[Stored dataset items]

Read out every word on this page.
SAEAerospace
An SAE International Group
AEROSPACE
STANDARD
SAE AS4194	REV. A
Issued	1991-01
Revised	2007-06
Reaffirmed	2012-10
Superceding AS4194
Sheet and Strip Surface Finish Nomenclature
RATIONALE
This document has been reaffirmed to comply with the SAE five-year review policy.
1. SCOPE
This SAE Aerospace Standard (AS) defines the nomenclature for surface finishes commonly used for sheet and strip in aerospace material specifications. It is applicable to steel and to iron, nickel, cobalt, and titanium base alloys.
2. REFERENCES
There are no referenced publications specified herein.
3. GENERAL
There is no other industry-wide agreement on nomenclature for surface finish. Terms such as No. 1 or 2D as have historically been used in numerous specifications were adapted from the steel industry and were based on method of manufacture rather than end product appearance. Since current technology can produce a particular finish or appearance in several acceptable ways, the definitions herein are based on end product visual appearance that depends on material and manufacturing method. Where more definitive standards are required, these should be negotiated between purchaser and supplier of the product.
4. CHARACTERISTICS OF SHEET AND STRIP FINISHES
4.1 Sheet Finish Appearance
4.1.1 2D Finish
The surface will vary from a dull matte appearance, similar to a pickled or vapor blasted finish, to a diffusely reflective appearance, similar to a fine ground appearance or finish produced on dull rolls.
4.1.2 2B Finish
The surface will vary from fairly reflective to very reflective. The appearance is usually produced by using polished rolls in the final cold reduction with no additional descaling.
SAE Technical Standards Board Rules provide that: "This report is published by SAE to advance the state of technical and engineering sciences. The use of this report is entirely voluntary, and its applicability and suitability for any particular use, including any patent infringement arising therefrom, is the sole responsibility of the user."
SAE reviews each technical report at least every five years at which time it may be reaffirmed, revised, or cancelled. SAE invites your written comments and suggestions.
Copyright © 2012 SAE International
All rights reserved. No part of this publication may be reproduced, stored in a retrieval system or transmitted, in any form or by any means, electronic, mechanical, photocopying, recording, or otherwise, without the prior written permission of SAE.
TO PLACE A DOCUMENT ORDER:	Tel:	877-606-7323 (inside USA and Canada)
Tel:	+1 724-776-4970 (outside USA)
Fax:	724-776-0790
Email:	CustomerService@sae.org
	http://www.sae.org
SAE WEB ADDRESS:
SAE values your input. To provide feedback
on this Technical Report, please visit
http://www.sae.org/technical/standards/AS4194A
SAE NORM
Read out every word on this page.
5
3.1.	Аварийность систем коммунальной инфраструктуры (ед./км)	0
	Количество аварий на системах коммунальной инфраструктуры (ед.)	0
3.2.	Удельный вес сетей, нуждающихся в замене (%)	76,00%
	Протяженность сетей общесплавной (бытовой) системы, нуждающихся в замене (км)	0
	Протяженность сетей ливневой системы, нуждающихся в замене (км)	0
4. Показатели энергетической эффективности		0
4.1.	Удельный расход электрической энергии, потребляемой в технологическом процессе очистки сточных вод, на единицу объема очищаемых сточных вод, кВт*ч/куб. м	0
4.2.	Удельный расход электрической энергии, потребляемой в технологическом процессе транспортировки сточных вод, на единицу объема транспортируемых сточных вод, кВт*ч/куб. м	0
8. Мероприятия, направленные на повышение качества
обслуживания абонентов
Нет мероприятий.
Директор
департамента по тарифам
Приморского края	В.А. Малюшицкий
--
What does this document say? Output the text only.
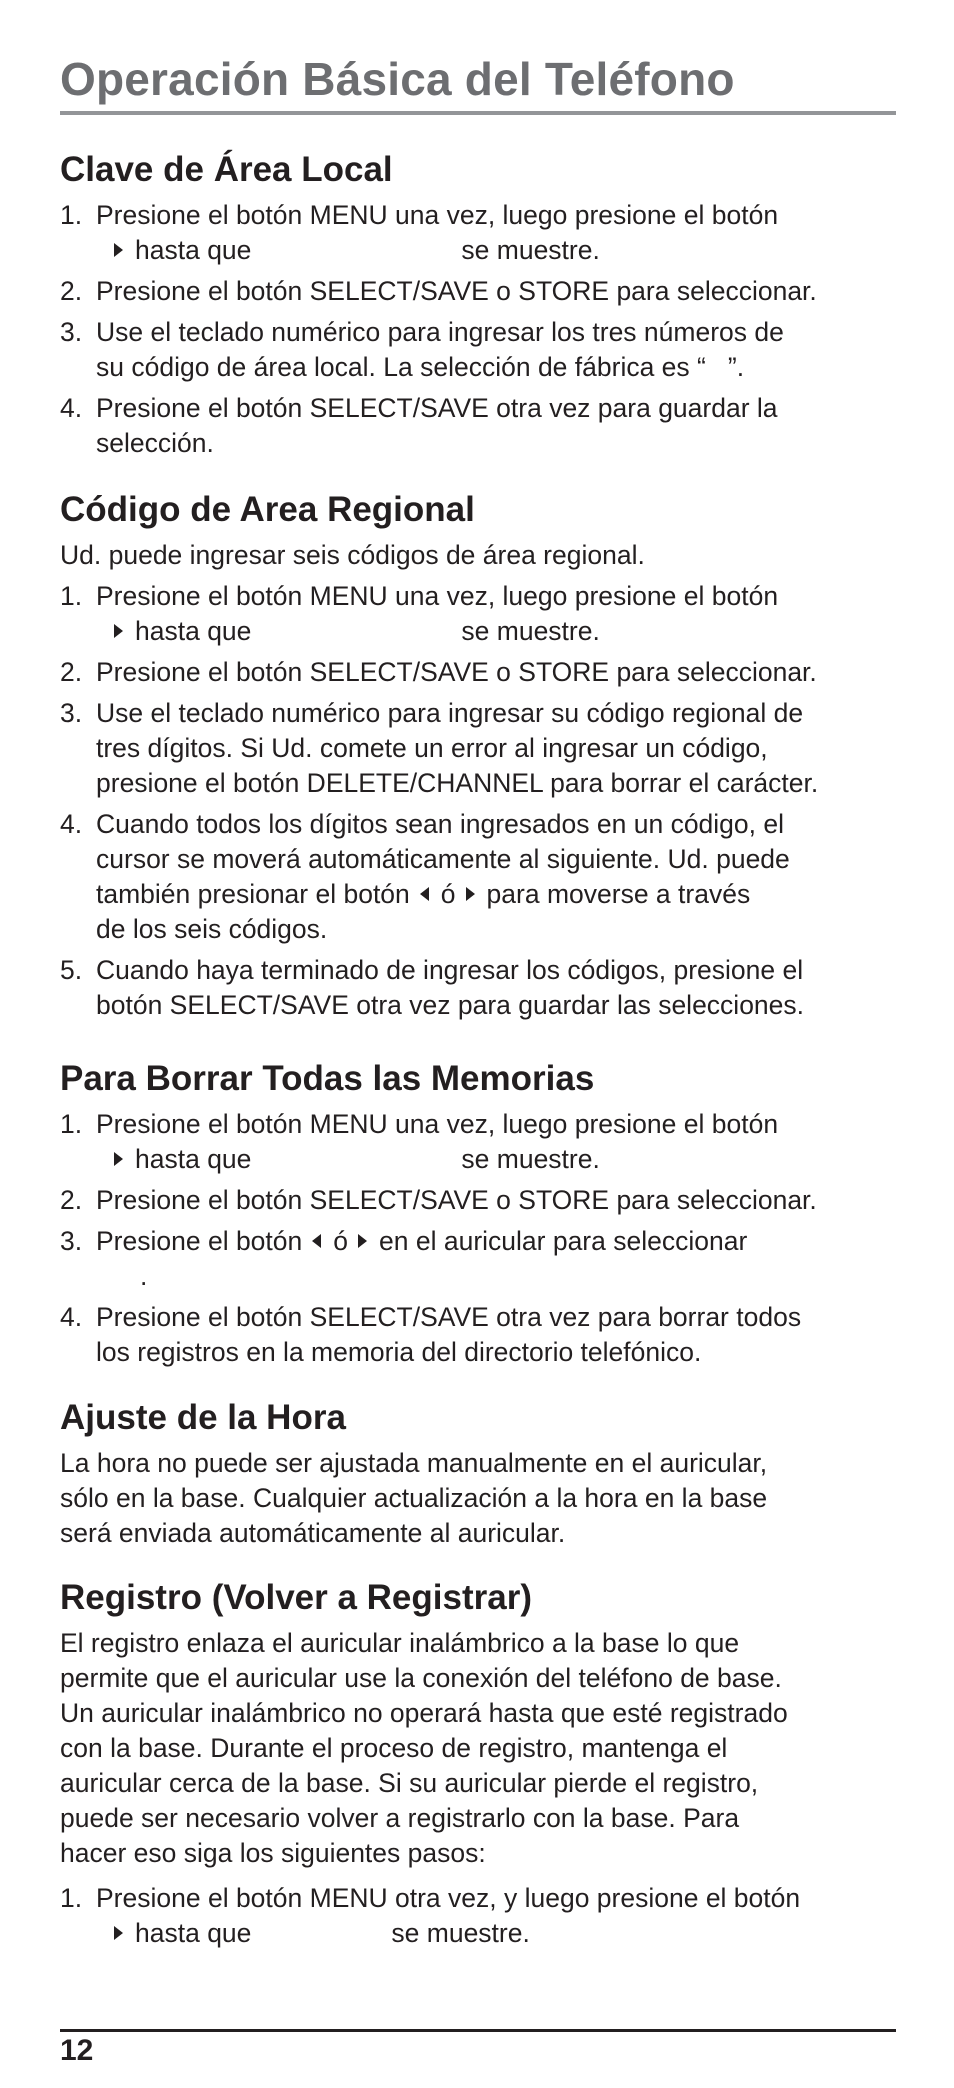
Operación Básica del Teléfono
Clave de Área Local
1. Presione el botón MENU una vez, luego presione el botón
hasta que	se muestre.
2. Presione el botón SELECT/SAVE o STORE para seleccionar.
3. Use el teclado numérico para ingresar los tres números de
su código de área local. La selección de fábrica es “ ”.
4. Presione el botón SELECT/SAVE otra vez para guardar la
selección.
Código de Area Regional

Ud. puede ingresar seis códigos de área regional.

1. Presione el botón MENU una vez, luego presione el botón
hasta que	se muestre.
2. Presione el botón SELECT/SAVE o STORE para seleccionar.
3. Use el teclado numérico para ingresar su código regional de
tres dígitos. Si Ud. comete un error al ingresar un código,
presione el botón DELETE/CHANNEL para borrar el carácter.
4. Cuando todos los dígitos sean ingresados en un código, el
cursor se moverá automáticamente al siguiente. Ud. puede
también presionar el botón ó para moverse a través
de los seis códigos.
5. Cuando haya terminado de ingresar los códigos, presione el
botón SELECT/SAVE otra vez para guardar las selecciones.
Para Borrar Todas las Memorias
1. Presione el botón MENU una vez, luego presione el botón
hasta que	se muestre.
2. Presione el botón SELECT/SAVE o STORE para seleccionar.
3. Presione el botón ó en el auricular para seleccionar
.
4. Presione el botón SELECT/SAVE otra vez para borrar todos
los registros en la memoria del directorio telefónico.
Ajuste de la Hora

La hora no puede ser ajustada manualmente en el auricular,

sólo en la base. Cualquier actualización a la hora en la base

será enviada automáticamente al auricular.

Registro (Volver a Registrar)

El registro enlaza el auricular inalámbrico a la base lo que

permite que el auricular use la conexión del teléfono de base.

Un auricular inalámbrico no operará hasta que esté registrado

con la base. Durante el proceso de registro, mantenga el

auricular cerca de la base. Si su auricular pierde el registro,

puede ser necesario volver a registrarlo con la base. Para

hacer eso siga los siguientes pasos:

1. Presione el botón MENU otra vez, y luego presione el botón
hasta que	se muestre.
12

- Given problem: Read the entries and select each line where the word "rolls" is found.

- Worked answer:
The surface will vary from a dull matte appearance, similar to a pickled or vapor blasted finish, to a diffusely reflective appearance, similar to a fine ground appearance or finish produced on dull rolls.
The surface will vary from fairly reflective to very reflective. The appearance is usually produced by using polished rolls in the final cold reduction with no additional descaling.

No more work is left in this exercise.